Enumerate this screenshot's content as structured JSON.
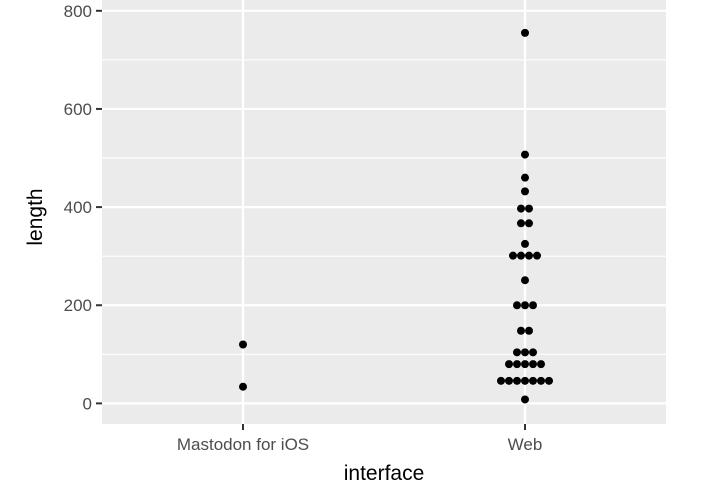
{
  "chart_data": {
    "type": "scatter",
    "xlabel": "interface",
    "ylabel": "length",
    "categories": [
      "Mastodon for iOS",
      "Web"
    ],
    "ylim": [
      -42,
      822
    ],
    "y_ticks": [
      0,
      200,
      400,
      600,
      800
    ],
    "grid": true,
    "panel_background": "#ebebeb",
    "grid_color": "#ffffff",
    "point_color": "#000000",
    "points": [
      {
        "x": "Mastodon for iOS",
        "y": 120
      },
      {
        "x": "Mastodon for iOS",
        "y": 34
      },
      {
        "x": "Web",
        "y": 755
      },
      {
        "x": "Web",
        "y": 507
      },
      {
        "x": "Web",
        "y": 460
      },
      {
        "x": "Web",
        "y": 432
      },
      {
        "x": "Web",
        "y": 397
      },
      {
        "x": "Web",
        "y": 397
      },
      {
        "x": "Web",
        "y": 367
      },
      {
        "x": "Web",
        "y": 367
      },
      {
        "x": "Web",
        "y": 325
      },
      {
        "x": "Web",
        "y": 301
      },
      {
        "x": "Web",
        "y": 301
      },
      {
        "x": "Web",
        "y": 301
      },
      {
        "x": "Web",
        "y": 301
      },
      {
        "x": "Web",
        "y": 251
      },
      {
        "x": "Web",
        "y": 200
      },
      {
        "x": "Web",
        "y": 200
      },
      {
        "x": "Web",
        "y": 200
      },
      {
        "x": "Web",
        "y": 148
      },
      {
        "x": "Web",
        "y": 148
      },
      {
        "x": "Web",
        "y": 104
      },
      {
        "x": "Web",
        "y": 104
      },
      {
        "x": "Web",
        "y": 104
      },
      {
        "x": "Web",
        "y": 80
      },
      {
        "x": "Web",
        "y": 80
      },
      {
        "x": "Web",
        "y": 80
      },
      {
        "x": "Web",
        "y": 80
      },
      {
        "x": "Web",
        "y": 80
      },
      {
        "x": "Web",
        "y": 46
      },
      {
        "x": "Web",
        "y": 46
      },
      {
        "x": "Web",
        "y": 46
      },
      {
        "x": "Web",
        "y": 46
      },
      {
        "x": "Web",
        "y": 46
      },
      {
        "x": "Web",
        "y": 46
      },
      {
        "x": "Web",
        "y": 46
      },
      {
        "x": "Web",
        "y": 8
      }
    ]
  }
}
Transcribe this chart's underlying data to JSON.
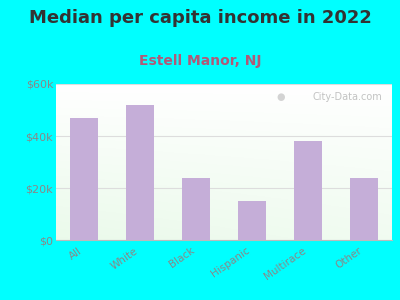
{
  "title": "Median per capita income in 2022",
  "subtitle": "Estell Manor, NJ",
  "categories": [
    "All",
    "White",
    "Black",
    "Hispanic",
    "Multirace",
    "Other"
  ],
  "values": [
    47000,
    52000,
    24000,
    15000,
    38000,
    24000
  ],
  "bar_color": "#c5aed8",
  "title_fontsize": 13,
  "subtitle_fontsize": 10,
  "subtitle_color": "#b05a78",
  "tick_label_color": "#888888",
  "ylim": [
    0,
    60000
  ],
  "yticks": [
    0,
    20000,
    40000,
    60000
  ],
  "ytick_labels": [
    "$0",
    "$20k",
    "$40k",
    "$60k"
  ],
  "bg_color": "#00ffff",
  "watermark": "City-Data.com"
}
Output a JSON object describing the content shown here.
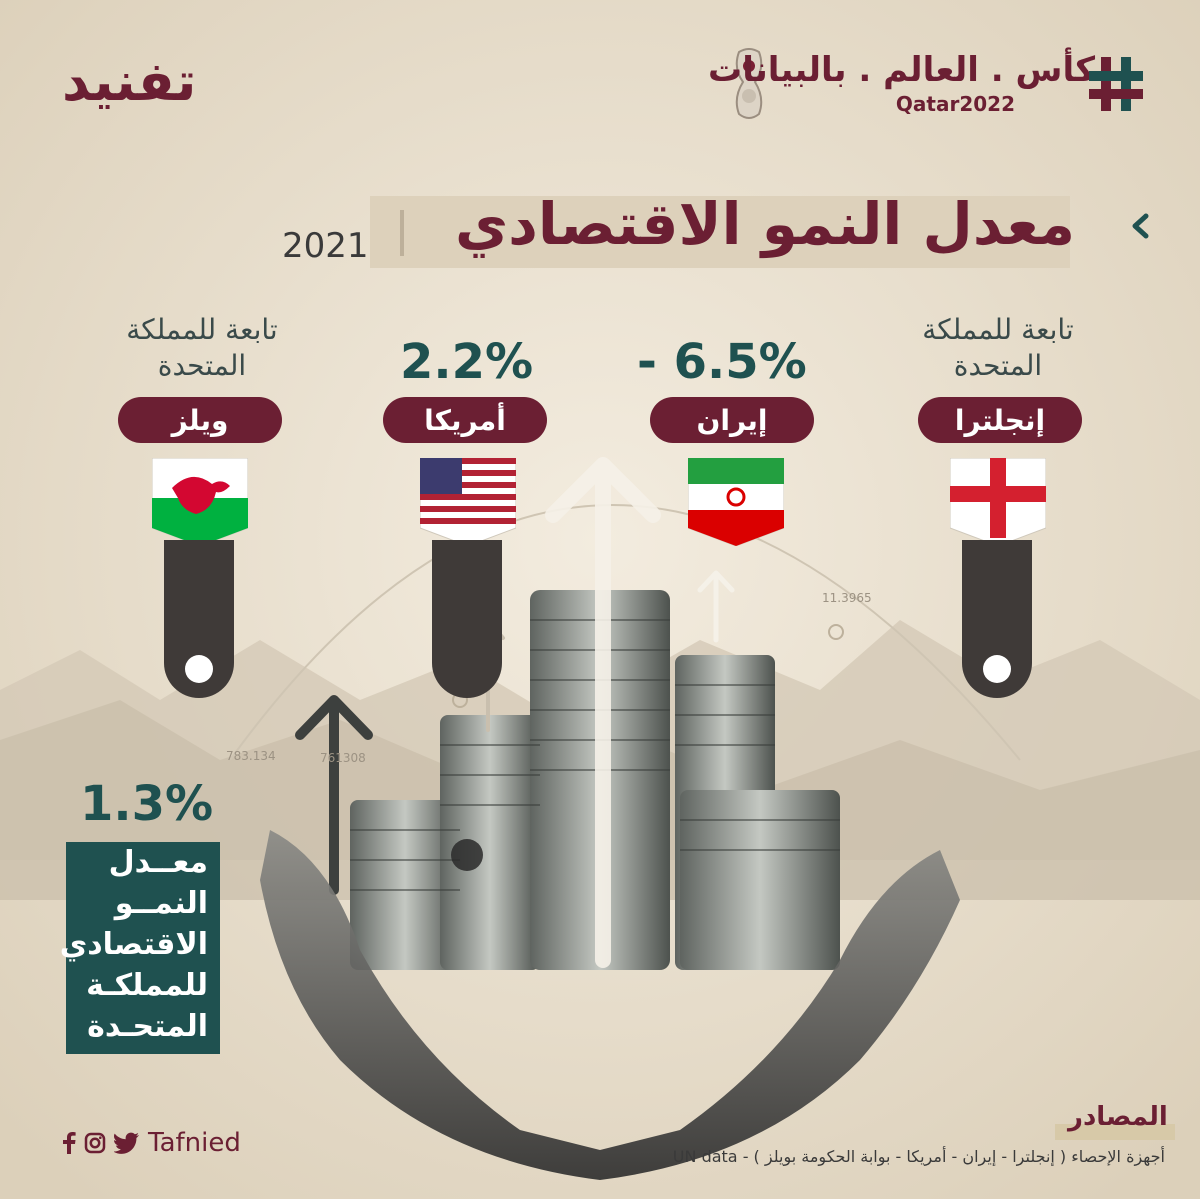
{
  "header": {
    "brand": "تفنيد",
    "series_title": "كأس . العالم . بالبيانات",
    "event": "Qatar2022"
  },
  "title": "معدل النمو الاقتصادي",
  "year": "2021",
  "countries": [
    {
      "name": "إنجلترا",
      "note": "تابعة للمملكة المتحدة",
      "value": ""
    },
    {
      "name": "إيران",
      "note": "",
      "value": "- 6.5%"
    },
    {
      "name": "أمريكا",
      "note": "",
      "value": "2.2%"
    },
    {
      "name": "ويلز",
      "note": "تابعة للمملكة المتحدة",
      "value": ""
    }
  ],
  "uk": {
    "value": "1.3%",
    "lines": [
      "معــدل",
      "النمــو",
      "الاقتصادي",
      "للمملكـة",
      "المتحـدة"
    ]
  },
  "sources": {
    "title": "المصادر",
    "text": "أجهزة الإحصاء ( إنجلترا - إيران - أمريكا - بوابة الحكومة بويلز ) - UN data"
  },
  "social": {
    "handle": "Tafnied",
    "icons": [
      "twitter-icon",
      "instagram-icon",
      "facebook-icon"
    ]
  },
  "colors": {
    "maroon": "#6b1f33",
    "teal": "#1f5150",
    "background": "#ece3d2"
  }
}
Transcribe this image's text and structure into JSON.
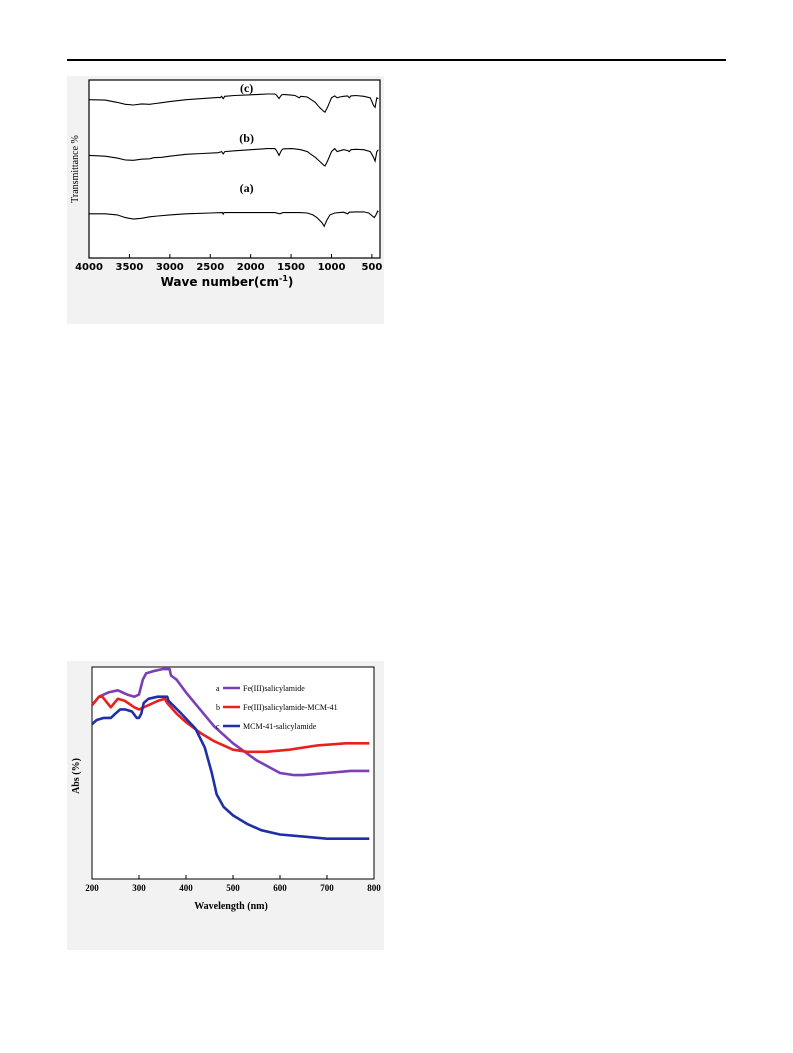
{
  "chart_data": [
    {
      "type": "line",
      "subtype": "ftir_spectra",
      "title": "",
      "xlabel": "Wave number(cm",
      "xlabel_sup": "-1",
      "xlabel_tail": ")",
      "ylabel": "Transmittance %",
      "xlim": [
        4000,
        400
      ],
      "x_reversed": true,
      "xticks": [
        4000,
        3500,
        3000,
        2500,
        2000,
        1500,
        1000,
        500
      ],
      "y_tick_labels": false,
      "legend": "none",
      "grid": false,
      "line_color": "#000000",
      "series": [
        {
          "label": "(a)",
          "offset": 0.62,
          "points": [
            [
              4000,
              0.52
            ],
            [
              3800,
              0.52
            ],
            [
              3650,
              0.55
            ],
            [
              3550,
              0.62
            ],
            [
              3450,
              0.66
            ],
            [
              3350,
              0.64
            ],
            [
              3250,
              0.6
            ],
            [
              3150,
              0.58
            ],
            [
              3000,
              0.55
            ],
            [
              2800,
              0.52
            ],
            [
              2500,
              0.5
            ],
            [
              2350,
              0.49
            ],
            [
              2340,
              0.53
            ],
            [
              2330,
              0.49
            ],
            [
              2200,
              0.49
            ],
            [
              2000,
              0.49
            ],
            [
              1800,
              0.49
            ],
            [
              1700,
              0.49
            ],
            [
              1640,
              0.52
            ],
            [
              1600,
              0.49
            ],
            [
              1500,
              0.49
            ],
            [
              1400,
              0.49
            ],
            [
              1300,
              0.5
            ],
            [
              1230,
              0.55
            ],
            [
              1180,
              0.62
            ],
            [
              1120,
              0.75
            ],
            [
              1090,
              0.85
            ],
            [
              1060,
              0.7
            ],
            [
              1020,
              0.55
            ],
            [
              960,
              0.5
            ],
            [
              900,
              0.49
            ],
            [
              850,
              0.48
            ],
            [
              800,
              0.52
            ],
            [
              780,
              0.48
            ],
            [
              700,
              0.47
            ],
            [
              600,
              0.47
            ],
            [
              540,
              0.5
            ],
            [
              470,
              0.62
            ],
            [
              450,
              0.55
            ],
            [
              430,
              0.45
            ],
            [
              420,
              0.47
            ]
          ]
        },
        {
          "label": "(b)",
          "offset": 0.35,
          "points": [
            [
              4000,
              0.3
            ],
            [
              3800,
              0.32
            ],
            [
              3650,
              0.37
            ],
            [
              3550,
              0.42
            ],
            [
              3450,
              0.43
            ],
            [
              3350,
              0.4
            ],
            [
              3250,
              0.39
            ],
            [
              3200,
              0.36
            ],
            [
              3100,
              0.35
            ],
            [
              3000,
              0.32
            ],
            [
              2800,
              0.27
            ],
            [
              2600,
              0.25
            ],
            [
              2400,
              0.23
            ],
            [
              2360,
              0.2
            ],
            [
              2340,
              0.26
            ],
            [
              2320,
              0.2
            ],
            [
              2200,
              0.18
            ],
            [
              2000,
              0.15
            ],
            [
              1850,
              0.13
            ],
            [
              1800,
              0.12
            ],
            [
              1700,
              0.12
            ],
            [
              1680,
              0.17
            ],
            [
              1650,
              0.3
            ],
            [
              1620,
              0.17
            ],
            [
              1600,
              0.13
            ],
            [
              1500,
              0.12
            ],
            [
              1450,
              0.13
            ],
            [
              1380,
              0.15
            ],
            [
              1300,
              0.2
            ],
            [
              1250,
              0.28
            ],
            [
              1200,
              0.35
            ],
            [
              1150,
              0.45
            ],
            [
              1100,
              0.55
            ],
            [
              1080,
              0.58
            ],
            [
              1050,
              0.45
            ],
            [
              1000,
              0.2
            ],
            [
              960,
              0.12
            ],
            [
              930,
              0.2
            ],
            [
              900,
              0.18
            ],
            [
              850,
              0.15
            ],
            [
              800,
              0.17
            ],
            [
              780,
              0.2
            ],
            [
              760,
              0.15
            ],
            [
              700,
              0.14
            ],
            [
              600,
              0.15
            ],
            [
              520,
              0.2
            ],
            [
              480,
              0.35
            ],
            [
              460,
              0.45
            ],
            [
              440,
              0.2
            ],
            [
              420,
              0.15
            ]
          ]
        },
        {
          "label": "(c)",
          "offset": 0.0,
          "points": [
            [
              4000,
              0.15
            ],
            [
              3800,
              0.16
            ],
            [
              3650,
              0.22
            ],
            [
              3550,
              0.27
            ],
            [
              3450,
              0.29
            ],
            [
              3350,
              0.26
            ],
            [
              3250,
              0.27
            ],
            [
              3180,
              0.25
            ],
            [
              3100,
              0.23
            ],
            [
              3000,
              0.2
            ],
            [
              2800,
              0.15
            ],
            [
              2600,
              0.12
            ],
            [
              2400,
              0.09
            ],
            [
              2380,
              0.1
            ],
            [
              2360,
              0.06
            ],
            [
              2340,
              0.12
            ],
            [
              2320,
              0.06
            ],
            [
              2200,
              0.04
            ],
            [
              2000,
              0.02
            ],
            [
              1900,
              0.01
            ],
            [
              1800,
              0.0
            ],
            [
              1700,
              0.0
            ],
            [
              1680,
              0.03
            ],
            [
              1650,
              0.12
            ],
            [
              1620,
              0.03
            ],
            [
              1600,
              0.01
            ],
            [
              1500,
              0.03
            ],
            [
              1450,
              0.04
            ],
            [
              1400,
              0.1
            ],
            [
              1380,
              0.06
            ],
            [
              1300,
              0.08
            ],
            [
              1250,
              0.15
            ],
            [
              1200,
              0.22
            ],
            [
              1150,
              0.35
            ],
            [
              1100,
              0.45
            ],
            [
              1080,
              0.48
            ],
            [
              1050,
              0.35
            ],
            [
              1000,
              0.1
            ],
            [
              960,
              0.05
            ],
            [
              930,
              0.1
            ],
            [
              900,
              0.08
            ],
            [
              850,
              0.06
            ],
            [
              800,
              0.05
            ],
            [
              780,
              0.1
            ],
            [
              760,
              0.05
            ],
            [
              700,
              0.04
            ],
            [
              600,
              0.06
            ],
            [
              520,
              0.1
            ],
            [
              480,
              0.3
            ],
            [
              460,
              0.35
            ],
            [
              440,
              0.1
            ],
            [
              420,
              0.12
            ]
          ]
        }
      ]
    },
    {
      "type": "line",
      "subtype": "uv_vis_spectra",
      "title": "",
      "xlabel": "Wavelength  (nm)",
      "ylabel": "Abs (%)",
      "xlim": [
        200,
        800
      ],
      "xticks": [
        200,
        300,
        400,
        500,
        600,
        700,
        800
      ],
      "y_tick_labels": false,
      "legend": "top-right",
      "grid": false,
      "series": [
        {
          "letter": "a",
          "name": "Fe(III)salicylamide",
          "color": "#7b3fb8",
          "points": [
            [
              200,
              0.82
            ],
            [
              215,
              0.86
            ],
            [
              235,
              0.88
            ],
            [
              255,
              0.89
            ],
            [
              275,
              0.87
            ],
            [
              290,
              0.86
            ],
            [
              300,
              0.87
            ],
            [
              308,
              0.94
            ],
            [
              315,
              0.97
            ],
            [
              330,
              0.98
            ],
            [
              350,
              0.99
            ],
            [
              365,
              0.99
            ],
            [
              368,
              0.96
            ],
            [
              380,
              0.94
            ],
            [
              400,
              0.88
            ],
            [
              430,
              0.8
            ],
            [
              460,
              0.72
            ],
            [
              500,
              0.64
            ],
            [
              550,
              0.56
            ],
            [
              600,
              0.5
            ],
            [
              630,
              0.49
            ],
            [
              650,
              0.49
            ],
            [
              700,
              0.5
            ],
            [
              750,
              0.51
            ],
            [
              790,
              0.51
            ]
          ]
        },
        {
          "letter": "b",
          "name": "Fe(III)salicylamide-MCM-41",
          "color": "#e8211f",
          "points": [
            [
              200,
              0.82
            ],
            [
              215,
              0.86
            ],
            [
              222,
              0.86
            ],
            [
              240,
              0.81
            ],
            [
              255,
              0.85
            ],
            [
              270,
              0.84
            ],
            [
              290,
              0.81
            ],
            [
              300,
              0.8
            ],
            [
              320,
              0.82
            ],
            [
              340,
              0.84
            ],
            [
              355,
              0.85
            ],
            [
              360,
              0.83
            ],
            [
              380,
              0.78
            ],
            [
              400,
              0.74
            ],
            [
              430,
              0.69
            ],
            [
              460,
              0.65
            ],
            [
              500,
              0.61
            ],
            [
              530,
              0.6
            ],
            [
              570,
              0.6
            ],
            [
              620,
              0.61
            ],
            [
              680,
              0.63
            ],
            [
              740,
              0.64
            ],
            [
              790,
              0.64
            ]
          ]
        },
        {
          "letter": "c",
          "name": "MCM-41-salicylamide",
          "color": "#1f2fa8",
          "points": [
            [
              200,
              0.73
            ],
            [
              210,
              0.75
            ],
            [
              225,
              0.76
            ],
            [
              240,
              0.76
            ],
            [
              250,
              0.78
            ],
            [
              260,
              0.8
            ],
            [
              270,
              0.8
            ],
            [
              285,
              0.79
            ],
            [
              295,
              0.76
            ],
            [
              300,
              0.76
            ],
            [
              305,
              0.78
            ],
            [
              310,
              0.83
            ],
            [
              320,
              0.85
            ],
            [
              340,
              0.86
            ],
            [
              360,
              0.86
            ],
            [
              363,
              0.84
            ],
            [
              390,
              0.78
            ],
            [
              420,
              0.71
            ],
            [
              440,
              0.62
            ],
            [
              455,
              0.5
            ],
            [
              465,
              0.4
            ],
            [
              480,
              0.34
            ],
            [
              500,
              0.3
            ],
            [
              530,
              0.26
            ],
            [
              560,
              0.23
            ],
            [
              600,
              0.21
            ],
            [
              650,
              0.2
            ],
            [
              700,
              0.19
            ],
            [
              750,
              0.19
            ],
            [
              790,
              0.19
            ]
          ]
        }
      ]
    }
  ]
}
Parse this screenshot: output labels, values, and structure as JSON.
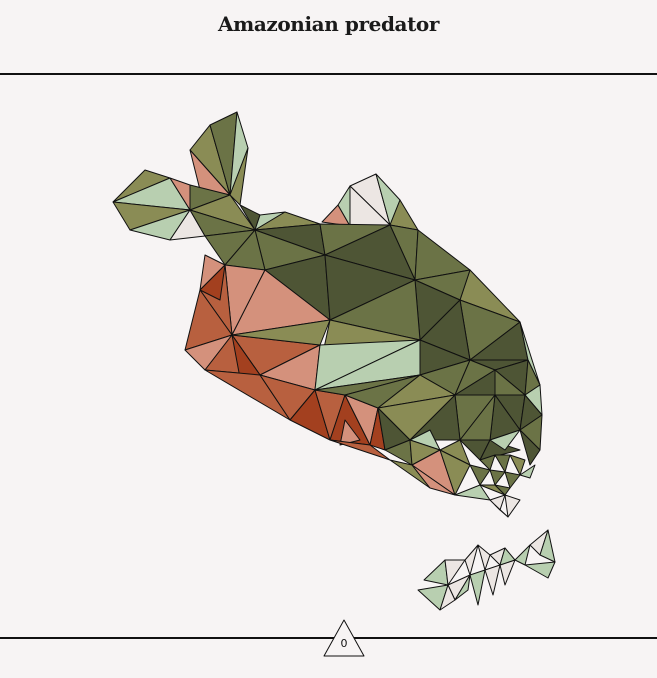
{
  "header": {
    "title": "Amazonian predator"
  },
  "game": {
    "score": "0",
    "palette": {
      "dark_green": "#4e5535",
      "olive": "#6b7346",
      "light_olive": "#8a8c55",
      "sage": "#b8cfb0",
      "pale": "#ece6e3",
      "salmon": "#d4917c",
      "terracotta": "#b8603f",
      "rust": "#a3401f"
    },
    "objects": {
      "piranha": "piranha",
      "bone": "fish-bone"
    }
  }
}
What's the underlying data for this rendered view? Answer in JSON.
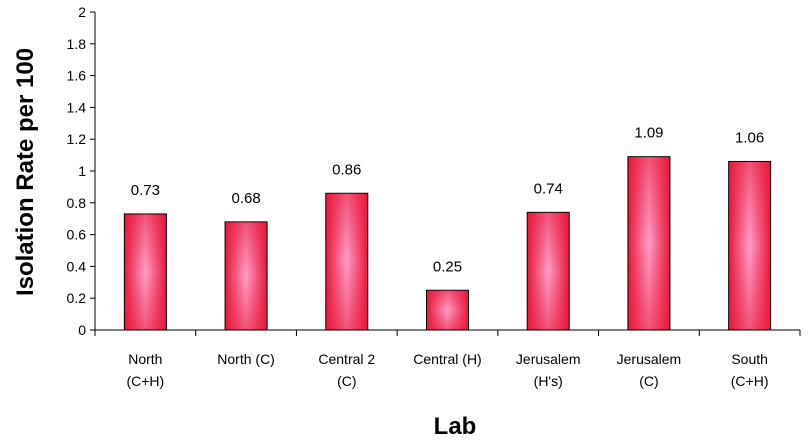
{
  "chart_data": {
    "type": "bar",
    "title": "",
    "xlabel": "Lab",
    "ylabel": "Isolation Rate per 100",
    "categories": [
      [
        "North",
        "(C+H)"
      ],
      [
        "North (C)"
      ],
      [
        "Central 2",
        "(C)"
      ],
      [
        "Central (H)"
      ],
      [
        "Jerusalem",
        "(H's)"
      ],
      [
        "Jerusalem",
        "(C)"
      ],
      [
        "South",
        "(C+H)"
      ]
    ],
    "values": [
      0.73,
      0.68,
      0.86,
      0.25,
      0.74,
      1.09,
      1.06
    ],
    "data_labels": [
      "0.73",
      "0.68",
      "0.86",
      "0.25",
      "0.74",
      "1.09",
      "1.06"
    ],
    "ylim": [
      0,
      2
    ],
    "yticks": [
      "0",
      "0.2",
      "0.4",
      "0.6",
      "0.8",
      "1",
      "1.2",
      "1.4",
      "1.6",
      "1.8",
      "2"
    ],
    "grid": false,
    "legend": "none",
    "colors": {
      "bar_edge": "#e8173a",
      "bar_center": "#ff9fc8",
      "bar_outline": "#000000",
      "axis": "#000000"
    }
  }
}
────
▸ Given task: Search the records for the string "this" and return every line in which it occurs.

▸ In response:
Enumerate this screenshot's content as structured JSON.
Transcribe this chart's underlying data to JSON.
Transcribe this image's text and structure into JSON.
Parse this screenshot: output labels, values, and structure as JSON.
What's the underlying data for this rendered view? Answer in JSON.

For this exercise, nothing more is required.